Each line below should be reproduced without any alteration.

Dataset >>
----

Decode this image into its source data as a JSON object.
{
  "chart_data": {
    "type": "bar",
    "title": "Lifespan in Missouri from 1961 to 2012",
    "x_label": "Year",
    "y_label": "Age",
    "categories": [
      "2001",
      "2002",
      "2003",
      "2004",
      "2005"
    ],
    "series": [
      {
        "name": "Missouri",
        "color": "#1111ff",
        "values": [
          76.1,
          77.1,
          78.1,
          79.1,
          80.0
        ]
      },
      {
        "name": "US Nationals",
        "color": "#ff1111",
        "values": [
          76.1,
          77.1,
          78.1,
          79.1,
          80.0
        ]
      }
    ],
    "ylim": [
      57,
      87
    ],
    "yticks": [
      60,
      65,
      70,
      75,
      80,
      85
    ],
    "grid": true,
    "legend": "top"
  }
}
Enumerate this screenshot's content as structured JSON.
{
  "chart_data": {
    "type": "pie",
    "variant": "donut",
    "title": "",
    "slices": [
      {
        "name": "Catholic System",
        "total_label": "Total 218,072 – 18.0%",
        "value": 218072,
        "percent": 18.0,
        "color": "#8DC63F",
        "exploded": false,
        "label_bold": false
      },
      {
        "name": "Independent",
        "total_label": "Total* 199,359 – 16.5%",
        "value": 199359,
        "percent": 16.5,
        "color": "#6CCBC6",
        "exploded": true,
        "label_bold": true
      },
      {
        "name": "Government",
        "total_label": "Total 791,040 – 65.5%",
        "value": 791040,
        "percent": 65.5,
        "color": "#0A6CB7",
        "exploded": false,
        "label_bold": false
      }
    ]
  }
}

----

Solution to this exercise >>
Decode this image into its source data as a JSON object.
{
  "chart_data": {
    "type": "bar",
    "title": "Lifespan in Missouri from 1961 to 2012",
    "x_label": "Year",
    "y_label": "Age",
    "categories": [
      "2001",
      "2002",
      "2003",
      "2004",
      "2005"
    ],
    "series": [
      {
        "name": "Missouri",
        "color": "#1111ff",
        "values": [
          76.1,
          77.1,
          78.1,
          79.1,
          80.0
        ]
      },
      {
        "name": "US Nationals",
        "color": "#ff1111",
        "values": [
          76.1,
          77.1,
          78.1,
          79.1,
          80.0
        ]
      }
    ],
    "ylim": [
      57,
      87
    ],
    "yticks": [
      60,
      65,
      70,
      75,
      80,
      85
    ],
    "grid": true,
    "legend": "top"
  }
}
Enumerate this screenshot's content as structured JSON.
{
  "chart_data": {
    "type": "pie",
    "variant": "donut",
    "title": "",
    "slices": [
      {
        "name": "Catholic System",
        "total_label": "Total 218,072 – 18.0%",
        "value": 218072,
        "percent": 18.0,
        "color": "#8DC63F",
        "exploded": false,
        "label_bold": false
      },
      {
        "name": "Independent",
        "total_label": "Total* 199,359 – 16.5%",
        "value": 199359,
        "percent": 16.5,
        "color": "#6CCBC6",
        "exploded": true,
        "label_bold": true
      },
      {
        "name": "Government",
        "total_label": "Total 791,040 – 65.5%",
        "value": 791040,
        "percent": 65.5,
        "color": "#0A6CB7",
        "exploded": false,
        "label_bold": false
      }
    ]
  }
}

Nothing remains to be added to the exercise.